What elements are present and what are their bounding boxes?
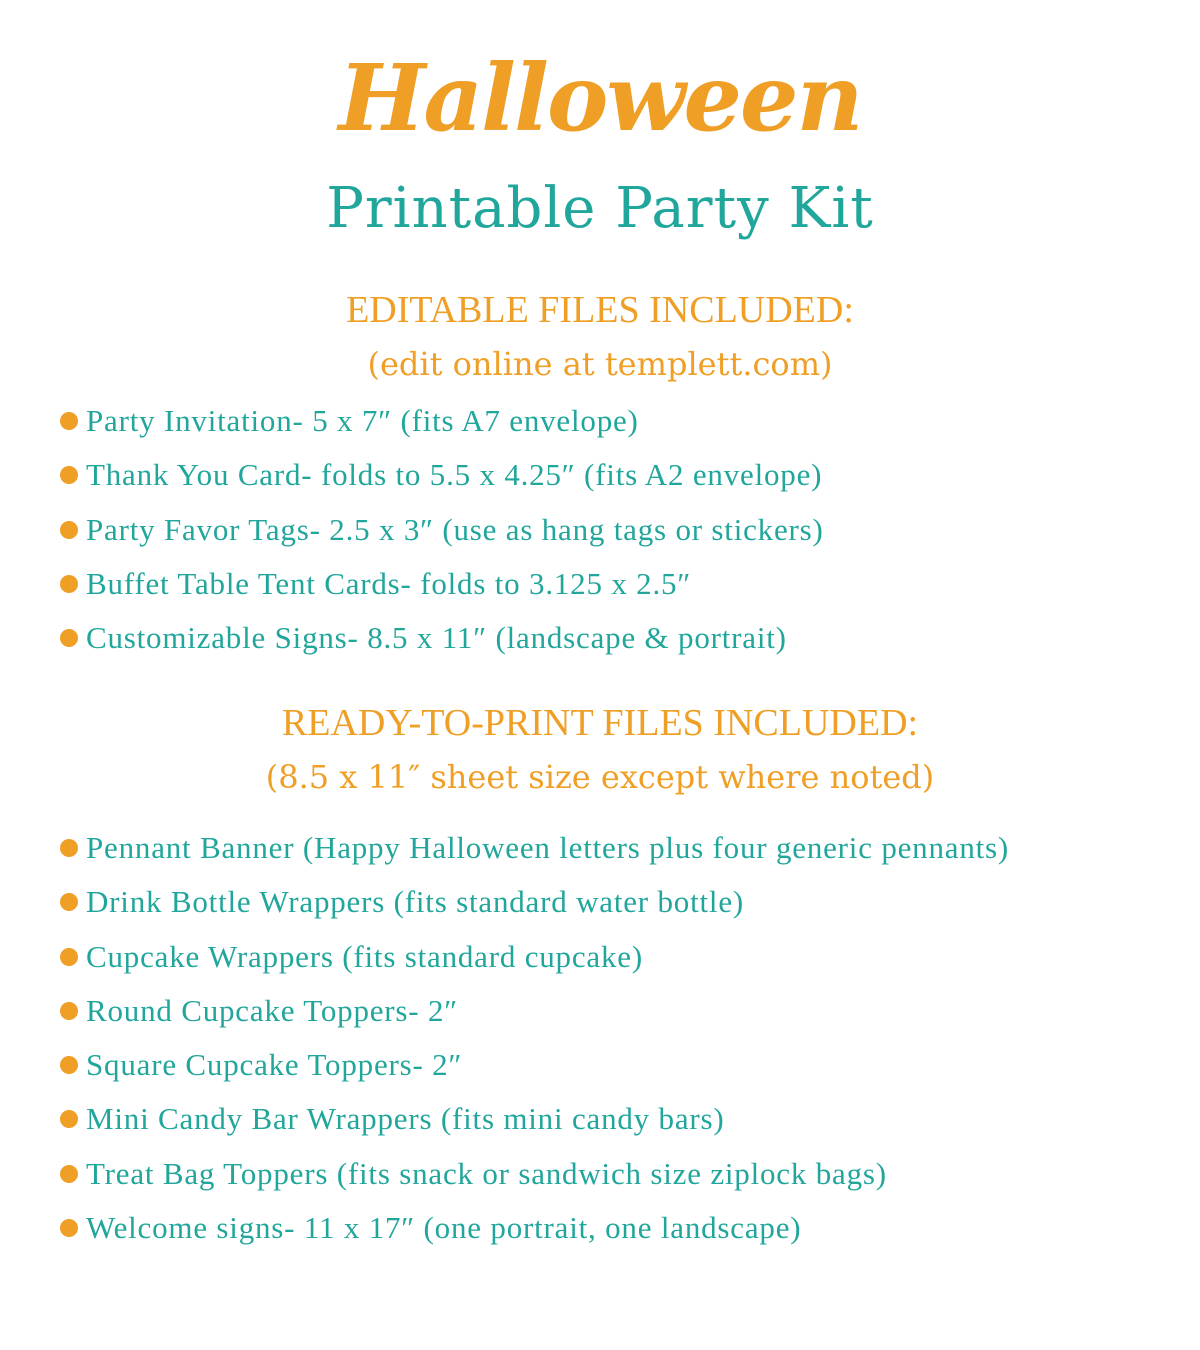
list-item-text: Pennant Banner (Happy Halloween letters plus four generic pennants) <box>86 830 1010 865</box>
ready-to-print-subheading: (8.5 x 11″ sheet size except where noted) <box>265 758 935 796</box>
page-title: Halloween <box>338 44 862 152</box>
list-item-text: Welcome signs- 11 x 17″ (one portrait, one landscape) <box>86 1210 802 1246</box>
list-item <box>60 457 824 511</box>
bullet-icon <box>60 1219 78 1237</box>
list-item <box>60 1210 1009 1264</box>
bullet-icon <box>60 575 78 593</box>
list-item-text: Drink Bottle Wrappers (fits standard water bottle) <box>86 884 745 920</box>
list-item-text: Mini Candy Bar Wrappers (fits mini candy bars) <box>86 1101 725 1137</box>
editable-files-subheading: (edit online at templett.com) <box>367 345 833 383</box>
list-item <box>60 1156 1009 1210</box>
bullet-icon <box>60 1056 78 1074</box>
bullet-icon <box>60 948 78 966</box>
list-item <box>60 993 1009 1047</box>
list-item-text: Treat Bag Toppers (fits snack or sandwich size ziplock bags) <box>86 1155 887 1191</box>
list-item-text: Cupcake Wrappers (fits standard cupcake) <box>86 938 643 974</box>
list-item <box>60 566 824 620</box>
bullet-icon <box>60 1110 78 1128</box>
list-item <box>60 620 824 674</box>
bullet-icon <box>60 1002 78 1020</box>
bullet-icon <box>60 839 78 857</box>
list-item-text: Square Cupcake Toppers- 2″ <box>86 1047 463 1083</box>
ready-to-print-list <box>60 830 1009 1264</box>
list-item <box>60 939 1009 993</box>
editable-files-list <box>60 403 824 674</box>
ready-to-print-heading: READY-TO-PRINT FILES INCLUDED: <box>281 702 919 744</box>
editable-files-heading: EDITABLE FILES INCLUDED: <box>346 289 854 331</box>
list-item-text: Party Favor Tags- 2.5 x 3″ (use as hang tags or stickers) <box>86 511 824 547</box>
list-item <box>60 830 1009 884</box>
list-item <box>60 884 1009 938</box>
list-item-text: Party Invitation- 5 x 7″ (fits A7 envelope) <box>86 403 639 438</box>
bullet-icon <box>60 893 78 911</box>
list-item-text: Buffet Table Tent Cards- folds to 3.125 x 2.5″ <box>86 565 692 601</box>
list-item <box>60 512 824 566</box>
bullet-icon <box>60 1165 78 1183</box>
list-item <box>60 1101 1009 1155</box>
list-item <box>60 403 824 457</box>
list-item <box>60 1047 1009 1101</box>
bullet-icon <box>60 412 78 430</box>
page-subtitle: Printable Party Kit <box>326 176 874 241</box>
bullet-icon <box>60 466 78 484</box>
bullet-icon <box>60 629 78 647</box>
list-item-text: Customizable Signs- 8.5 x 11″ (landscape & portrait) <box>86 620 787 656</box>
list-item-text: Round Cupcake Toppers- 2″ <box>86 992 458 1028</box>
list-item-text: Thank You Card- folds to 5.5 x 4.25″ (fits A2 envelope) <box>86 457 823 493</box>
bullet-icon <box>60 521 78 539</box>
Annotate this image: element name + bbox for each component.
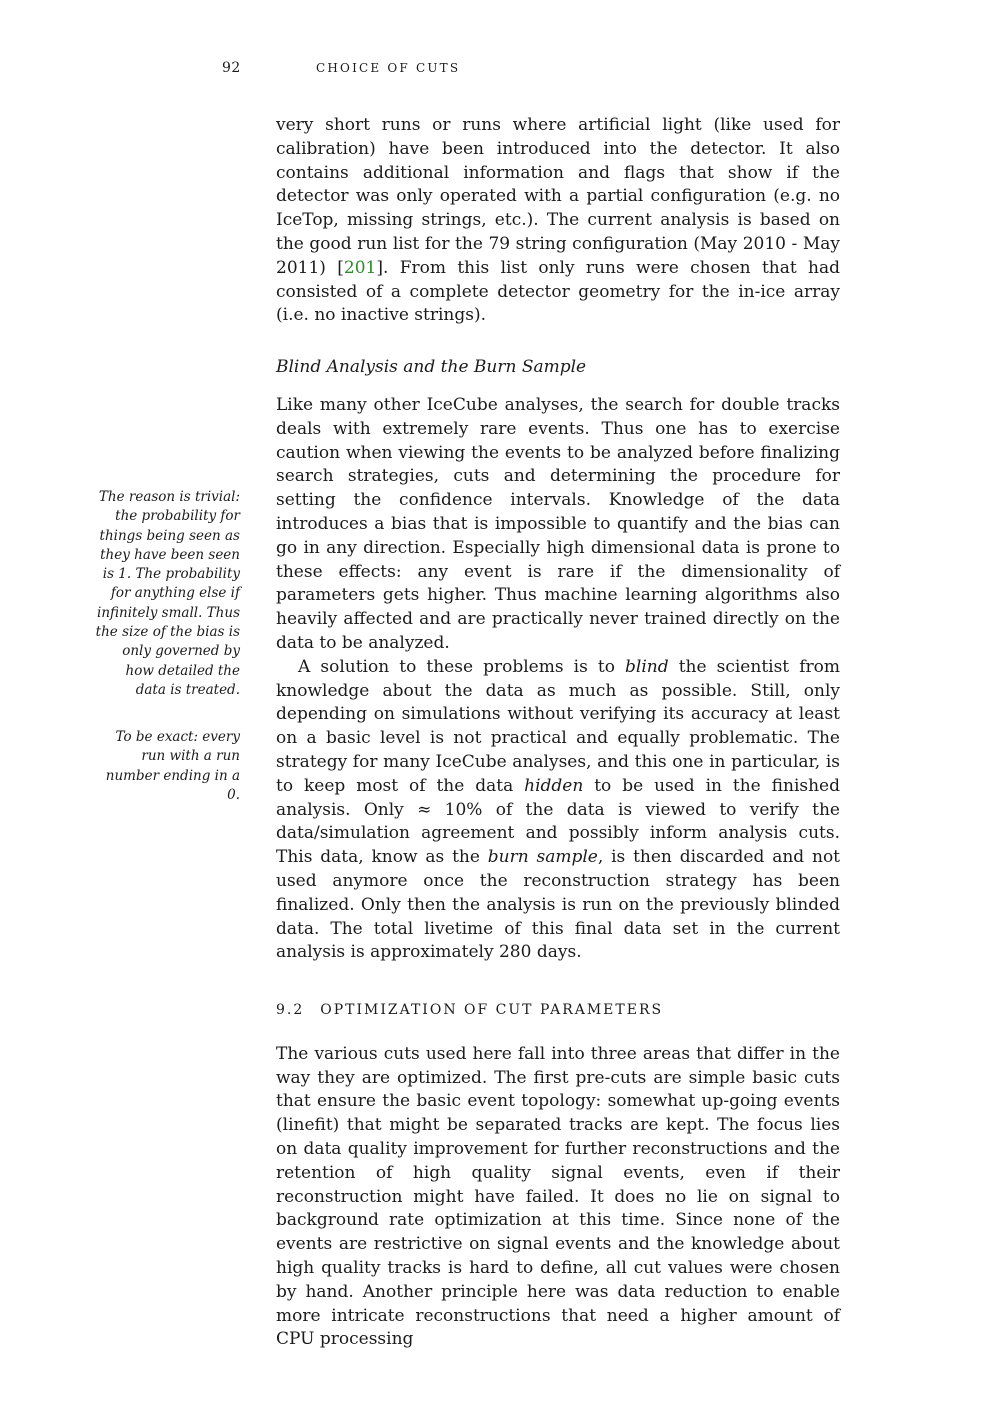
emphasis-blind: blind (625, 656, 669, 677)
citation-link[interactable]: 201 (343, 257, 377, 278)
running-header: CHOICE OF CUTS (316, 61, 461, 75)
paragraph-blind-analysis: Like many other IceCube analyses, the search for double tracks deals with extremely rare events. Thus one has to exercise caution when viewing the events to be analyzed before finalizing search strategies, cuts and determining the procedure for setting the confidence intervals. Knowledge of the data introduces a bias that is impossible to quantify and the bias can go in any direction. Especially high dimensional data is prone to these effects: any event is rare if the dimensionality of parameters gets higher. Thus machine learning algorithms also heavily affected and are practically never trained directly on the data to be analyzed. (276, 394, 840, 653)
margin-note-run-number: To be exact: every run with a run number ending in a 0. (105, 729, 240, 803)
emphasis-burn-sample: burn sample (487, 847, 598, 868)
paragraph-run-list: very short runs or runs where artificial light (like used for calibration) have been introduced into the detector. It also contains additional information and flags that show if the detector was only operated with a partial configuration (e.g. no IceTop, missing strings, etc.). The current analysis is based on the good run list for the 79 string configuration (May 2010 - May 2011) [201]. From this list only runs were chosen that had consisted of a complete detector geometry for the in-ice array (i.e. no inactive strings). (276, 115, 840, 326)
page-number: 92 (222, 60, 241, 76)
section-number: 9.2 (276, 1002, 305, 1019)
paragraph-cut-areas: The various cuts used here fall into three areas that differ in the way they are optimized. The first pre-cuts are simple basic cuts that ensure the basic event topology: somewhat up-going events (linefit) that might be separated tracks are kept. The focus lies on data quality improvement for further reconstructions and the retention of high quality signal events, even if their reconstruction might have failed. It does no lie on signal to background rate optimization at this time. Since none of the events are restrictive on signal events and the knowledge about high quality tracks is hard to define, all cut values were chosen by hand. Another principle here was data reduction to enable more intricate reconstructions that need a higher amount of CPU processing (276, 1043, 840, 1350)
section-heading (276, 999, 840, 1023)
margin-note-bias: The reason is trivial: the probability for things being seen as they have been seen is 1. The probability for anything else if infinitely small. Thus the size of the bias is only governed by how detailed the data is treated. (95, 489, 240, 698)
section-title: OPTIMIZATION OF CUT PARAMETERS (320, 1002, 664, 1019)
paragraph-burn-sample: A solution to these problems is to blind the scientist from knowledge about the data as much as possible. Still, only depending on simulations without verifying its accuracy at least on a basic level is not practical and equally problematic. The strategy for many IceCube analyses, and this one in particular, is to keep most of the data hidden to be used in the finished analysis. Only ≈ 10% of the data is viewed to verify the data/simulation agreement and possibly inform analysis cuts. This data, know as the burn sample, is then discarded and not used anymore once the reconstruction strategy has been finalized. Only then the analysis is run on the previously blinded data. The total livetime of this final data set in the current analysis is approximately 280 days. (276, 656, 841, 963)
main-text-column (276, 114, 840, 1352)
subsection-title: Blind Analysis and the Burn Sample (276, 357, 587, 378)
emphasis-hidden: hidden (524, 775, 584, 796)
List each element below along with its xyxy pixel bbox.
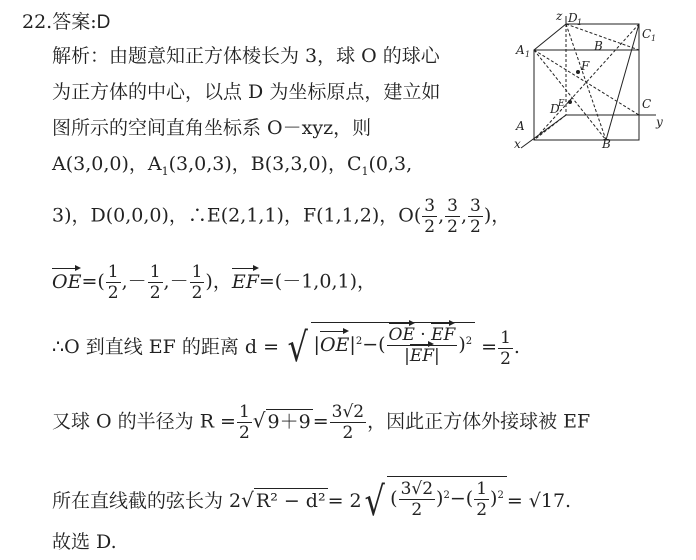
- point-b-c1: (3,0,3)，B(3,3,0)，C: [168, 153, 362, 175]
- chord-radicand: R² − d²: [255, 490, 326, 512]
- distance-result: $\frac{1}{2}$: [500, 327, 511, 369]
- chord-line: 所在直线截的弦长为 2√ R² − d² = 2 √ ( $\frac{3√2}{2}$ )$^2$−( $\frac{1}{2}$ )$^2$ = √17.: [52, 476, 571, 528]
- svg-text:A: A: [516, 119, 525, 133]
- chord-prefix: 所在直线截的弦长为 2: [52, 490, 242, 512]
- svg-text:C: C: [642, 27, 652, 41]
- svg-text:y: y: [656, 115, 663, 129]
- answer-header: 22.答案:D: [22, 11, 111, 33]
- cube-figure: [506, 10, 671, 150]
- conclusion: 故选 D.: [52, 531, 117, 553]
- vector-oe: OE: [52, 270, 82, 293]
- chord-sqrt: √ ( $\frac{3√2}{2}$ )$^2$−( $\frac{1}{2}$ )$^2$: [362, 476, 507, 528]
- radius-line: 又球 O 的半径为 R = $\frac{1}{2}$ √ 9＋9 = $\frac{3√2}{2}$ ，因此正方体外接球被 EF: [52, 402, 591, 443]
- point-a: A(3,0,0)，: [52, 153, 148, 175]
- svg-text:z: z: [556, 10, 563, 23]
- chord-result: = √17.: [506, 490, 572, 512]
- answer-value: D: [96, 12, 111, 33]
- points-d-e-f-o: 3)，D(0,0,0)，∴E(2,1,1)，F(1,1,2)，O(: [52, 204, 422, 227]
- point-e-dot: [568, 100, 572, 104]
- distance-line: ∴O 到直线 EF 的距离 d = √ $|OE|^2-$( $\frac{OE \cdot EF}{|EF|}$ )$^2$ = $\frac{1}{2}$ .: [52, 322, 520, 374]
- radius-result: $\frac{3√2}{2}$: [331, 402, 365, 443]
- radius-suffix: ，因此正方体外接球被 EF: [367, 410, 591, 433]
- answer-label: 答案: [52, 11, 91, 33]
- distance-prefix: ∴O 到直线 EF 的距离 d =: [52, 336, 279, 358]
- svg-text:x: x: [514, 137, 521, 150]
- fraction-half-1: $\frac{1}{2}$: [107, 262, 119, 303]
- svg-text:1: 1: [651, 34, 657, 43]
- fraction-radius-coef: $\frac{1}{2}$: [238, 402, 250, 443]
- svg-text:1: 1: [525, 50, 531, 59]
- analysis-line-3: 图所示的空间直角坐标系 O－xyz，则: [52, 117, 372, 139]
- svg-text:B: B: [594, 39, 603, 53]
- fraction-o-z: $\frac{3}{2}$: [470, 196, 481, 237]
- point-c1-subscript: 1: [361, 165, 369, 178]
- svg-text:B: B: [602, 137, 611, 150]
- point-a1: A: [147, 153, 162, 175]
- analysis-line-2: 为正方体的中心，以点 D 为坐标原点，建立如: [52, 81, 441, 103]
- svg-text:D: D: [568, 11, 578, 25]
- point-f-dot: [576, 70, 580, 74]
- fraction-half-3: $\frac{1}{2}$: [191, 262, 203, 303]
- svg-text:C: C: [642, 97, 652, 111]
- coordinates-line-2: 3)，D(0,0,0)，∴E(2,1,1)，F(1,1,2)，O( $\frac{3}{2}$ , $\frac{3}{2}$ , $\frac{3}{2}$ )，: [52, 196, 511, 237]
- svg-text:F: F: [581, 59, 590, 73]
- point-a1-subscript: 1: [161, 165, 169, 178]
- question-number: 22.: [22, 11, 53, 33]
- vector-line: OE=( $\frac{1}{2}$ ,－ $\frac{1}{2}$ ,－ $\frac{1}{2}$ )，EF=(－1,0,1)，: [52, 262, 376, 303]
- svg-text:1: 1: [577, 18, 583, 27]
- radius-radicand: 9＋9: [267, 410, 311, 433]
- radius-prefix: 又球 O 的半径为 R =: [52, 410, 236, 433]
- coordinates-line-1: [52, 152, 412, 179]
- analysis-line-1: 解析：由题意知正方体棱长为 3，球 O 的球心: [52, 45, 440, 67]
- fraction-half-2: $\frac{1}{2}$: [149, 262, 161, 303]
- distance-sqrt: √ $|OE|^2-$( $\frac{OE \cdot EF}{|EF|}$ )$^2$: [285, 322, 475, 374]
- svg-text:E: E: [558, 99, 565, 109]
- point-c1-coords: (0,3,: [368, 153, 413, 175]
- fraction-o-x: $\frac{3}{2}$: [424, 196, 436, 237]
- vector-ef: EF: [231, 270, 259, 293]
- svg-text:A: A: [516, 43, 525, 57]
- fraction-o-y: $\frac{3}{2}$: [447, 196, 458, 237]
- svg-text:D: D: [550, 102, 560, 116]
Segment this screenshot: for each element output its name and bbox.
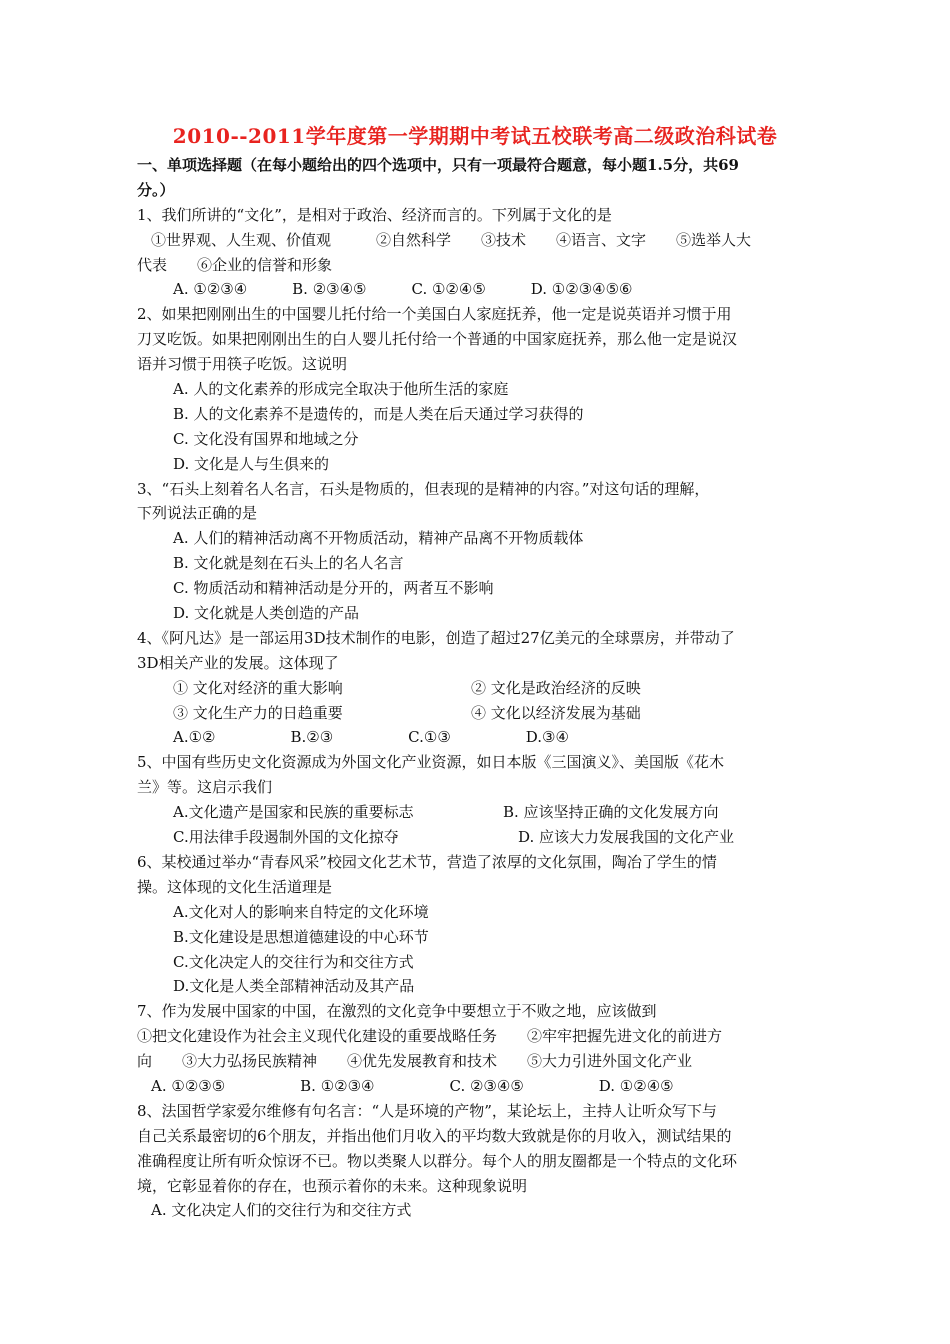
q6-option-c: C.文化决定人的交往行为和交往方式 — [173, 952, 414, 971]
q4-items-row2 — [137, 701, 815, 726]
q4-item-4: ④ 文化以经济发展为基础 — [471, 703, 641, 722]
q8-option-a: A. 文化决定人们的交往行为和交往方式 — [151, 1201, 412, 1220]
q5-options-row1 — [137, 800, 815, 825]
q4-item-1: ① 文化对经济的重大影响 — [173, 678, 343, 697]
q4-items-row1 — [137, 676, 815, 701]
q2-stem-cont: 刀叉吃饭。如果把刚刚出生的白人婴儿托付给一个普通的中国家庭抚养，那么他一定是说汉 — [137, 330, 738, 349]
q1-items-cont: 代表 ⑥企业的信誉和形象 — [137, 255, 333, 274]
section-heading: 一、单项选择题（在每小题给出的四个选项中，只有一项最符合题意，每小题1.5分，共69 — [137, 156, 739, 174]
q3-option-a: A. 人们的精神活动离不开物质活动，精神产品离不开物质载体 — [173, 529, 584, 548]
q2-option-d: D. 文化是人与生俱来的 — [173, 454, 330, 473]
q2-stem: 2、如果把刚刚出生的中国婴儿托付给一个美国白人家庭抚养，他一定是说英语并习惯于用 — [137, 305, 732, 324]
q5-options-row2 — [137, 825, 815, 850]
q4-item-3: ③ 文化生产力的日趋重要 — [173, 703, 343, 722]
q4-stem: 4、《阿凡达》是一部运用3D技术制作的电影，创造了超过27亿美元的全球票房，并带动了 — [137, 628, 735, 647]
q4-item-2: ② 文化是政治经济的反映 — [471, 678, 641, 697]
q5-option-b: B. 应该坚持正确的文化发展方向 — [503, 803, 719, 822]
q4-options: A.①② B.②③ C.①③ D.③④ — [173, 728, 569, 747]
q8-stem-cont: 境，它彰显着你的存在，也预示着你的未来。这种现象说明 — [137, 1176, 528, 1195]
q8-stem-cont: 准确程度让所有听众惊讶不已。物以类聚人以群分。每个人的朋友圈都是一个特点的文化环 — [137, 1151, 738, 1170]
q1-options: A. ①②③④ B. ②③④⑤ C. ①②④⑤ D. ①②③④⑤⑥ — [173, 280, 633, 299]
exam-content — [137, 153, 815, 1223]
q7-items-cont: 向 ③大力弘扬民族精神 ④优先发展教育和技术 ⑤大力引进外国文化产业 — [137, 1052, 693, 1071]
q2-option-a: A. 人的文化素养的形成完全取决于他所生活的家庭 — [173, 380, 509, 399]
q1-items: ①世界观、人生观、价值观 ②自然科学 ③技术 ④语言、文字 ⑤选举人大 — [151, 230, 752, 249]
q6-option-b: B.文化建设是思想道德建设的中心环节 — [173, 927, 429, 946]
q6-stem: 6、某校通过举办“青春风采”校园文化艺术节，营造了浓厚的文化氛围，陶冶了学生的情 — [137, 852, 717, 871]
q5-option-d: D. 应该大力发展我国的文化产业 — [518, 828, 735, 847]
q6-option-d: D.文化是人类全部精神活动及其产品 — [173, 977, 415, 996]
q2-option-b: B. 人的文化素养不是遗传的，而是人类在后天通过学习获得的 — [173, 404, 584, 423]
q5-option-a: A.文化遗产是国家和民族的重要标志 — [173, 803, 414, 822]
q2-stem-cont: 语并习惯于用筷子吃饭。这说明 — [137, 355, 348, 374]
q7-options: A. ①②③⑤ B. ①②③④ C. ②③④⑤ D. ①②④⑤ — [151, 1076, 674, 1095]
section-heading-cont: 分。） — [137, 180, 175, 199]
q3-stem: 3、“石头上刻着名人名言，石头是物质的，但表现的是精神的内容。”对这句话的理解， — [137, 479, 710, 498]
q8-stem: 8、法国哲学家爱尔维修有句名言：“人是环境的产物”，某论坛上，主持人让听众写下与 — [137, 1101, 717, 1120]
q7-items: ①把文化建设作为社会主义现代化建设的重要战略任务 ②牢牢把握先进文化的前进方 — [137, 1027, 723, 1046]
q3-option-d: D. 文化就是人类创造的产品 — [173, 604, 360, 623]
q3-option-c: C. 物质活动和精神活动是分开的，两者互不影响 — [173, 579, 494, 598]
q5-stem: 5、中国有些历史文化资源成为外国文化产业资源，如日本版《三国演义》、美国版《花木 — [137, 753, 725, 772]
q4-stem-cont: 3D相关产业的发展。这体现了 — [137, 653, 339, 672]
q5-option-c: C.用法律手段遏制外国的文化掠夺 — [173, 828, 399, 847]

DO THIS:
Copy out again every line of the records from the one containing "- point-b-c1: (3,0,3)，B(3,3,0)，C: [168, 153, 362, 175]" through the one containing "- point-e-dot: [568, 100, 572, 104]", with both of those lines included.

ANSWER TO THE EXERCISE:
- point-b-c1: (3,0,3)，B(3,3,0)，C: [168, 153, 362, 175]
- chord-radicand: R² − d²: [255, 490, 326, 512]
- distance-result: $\frac{1}{2}$: [500, 327, 511, 369]
- chord-line: 所在直线截的弦长为 2√ R² − d² = 2 √ ( $\frac{3√2}{2}$ )$^2$−( $\frac{1}{2}$ )$^2$ = √17.: [52, 476, 571, 528]
- svg-text:A: A: [516, 119, 525, 133]
- chord-prefix: 所在直线截的弦长为 2: [52, 490, 242, 512]
- svg-text:C: C: [642, 27, 652, 41]
- svg-text:y: y: [656, 115, 663, 129]
- answer-header: 22.答案:D: [22, 11, 111, 33]
- cube-figure: [506, 10, 671, 150]
- conclusion: 故选 D.: [52, 531, 117, 553]
- vector-oe: OE: [52, 270, 82, 293]
- chord-sqrt: √ ( $\frac{3√2}{2}$ )$^2$−( $\frac{1}{2}$ )$^2$: [362, 476, 507, 528]
- radius-line: 又球 O 的半径为 R = $\frac{1}{2}$ √ 9＋9 = $\frac{3√2}{2}$ ，因此正方体外接球被 EF: [52, 402, 591, 443]
- point-a: A(3,0,0)，: [52, 153, 148, 175]
- svg-text:z: z: [556, 10, 563, 23]
- chord-result: = √17.: [506, 490, 572, 512]
- answer-value: D: [96, 12, 111, 33]
- points-d-e-f-o: 3)，D(0,0,0)，∴E(2,1,1)，F(1,1,2)，O(: [52, 204, 422, 227]
- point-e-dot: [568, 100, 572, 104]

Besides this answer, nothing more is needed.